(Stored dataset items)
╭──

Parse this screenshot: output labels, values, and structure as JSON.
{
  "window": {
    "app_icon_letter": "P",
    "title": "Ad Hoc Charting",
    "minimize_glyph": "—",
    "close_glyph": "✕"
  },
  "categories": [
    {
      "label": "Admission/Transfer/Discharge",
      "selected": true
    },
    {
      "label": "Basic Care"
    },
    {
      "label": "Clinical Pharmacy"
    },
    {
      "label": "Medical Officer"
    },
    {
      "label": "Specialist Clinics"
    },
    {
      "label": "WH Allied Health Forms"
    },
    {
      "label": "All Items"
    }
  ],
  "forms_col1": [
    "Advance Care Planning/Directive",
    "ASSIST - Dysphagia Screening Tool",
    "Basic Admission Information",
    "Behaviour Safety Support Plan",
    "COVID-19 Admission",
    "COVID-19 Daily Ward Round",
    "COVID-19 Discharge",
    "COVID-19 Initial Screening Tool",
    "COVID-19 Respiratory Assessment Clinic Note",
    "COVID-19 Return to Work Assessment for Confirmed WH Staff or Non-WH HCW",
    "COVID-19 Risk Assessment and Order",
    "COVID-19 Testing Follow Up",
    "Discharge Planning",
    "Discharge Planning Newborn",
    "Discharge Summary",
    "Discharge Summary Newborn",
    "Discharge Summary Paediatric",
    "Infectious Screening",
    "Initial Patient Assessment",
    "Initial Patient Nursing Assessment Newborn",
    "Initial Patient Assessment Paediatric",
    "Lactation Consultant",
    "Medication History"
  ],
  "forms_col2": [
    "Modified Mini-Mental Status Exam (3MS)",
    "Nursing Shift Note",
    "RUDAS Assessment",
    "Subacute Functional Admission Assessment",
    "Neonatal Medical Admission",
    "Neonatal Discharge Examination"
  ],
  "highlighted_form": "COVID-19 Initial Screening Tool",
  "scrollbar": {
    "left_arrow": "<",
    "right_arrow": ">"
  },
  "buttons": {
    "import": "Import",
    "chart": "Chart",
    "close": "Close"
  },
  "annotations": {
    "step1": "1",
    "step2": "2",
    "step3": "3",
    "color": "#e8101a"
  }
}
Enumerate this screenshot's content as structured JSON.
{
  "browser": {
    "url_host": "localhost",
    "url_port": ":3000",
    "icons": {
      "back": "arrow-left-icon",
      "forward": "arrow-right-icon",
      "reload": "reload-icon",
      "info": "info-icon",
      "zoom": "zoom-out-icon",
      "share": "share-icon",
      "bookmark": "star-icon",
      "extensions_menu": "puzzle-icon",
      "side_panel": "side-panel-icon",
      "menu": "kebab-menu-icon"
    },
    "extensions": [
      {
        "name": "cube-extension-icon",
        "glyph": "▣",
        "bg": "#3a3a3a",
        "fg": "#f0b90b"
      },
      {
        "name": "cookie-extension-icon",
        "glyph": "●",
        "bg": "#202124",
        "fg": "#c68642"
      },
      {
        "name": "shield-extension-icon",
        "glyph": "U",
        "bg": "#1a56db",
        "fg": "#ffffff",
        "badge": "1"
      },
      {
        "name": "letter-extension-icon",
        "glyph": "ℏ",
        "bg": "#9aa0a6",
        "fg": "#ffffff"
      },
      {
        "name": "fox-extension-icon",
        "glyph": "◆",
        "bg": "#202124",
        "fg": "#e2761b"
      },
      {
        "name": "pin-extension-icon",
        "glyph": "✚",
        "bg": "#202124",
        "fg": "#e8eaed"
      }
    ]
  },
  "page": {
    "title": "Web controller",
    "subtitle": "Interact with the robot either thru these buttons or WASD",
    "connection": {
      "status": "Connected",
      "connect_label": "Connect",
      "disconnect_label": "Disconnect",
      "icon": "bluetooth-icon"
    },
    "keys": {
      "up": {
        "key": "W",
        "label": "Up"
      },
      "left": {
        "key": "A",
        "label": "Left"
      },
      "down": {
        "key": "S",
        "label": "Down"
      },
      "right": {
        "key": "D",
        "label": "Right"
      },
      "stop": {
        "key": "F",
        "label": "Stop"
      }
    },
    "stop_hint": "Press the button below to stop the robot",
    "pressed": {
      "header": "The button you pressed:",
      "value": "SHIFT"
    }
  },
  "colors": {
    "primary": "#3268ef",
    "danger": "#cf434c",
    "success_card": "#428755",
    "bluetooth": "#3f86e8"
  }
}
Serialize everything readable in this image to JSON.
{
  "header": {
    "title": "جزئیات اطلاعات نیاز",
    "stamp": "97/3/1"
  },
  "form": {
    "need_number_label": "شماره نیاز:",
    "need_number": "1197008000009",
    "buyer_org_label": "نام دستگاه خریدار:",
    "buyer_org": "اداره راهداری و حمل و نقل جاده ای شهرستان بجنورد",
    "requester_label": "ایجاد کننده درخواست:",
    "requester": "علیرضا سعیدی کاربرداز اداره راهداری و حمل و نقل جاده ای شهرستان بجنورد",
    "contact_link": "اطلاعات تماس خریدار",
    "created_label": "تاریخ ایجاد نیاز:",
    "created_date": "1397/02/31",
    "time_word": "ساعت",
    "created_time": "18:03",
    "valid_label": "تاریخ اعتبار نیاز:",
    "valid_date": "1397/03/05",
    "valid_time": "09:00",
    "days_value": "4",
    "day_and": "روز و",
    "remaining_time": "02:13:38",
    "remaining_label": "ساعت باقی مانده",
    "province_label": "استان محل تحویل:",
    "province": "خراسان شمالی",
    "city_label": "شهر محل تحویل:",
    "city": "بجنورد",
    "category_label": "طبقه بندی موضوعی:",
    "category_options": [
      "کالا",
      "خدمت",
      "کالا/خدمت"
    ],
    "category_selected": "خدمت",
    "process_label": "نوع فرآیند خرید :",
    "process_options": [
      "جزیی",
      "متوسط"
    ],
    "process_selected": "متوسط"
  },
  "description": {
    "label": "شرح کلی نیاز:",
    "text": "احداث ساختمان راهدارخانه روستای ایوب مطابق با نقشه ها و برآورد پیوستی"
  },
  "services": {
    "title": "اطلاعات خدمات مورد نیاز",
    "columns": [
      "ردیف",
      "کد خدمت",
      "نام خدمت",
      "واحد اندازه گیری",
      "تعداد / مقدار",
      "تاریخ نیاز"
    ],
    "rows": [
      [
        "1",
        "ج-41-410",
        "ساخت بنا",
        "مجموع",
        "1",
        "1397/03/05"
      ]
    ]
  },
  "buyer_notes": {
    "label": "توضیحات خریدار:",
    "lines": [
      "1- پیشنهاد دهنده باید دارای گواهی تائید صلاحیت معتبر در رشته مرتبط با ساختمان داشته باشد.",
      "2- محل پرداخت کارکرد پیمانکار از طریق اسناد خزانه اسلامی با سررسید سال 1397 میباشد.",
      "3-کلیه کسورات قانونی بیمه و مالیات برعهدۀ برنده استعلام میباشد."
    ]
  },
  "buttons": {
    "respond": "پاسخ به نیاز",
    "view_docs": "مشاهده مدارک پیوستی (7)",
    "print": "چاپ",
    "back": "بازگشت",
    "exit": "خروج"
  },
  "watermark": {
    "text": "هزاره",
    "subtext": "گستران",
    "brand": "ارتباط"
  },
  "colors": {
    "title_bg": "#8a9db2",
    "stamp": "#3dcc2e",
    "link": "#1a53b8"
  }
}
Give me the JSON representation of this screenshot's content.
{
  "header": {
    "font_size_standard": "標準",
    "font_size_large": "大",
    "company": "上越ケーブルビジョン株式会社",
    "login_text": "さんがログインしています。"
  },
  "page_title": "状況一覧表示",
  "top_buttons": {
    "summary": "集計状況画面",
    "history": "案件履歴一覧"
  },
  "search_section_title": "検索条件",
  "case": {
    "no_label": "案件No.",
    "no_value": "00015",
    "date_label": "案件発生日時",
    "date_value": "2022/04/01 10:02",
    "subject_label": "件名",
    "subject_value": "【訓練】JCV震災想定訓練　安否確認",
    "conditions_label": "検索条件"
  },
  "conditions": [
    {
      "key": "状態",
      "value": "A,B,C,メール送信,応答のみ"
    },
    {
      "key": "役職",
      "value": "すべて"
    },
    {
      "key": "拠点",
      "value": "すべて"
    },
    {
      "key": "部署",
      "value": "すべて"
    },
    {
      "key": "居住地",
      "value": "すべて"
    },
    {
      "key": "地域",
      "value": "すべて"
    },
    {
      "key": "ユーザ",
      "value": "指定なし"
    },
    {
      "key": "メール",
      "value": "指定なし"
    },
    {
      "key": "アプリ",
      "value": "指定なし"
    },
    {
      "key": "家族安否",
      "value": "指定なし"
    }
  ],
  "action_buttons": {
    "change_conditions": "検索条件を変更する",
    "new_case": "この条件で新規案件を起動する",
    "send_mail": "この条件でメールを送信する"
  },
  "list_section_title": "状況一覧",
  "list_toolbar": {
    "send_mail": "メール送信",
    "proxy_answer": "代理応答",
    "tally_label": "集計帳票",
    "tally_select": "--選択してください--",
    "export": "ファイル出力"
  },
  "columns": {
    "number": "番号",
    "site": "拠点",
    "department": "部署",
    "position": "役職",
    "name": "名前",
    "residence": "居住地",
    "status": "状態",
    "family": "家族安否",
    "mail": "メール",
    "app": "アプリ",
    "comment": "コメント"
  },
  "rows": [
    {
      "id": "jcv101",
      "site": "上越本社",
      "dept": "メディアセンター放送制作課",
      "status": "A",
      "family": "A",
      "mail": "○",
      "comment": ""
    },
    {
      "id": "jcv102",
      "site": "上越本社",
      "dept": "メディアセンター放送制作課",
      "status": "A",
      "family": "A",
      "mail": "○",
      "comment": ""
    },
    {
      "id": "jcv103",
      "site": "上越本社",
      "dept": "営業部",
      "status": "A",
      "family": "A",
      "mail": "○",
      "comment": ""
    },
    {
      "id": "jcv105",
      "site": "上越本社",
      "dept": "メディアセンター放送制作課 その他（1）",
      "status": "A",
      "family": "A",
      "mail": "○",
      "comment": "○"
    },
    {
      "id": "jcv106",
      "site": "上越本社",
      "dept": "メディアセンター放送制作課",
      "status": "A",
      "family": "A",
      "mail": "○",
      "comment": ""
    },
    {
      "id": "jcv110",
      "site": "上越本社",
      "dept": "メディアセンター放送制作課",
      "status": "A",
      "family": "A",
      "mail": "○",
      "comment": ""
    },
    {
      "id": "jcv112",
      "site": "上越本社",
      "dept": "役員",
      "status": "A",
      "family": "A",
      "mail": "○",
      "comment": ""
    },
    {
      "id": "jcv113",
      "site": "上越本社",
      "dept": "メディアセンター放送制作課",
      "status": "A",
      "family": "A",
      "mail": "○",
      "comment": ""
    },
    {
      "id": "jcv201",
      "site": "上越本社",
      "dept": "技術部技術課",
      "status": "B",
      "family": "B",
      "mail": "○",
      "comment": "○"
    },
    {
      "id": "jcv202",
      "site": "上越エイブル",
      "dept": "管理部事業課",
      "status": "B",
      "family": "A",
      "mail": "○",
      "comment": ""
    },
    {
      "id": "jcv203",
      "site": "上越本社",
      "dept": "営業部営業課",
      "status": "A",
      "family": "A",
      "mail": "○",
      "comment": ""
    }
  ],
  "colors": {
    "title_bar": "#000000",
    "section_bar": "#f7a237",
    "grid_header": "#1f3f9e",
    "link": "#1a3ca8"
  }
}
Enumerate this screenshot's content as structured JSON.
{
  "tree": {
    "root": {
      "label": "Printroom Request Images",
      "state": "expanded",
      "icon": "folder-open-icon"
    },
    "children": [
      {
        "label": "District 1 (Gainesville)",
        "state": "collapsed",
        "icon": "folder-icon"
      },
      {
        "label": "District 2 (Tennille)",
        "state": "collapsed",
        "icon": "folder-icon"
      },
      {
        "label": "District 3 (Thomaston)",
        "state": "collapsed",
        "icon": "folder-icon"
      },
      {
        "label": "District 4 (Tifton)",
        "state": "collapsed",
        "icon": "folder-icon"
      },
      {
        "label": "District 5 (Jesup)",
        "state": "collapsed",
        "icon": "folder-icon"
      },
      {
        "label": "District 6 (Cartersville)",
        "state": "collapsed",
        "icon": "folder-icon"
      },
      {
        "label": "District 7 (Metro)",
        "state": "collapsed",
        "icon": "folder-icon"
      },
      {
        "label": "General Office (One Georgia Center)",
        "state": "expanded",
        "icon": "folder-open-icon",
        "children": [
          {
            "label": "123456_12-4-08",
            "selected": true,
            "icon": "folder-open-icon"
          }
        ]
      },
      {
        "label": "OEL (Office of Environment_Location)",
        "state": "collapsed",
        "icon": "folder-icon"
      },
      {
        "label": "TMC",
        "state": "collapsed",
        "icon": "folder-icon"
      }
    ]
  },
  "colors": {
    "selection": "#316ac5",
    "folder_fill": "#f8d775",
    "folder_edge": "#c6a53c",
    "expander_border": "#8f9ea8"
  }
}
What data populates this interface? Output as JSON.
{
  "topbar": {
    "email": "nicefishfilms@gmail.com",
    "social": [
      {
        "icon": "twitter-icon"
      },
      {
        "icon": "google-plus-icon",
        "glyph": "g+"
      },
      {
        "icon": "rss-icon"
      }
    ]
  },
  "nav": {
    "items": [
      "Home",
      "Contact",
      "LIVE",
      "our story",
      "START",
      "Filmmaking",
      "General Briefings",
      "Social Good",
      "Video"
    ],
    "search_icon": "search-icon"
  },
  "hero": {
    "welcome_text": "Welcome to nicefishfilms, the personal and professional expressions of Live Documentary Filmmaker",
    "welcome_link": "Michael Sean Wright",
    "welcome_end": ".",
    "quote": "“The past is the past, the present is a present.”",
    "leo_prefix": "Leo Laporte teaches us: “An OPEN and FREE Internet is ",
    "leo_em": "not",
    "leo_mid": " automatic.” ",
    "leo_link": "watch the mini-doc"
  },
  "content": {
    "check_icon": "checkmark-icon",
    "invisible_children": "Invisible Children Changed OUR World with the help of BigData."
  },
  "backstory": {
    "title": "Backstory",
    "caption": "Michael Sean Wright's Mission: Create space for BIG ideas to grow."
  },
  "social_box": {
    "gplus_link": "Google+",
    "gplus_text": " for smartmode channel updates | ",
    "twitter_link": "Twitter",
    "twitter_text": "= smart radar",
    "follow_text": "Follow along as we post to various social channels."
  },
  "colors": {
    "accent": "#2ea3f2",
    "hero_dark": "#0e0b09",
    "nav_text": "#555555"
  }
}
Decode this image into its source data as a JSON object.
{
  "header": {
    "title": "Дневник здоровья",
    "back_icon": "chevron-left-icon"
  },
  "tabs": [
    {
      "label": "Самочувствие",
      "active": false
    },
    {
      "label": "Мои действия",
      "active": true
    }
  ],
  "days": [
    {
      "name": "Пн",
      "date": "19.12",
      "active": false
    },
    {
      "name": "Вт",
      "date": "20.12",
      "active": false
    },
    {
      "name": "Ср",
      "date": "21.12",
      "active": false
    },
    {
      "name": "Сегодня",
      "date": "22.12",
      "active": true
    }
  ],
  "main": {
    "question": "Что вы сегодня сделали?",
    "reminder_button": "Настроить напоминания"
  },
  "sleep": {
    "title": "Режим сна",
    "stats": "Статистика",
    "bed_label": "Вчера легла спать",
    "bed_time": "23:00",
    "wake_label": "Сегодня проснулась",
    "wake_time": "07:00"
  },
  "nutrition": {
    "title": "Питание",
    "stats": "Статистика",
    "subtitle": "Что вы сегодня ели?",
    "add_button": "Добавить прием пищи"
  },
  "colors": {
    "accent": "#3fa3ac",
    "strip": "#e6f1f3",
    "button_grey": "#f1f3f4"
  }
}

╰──

**Exercise**
In the listing, find every line with the word "Patient" and state how many there are, nothing more.

**Solution**
3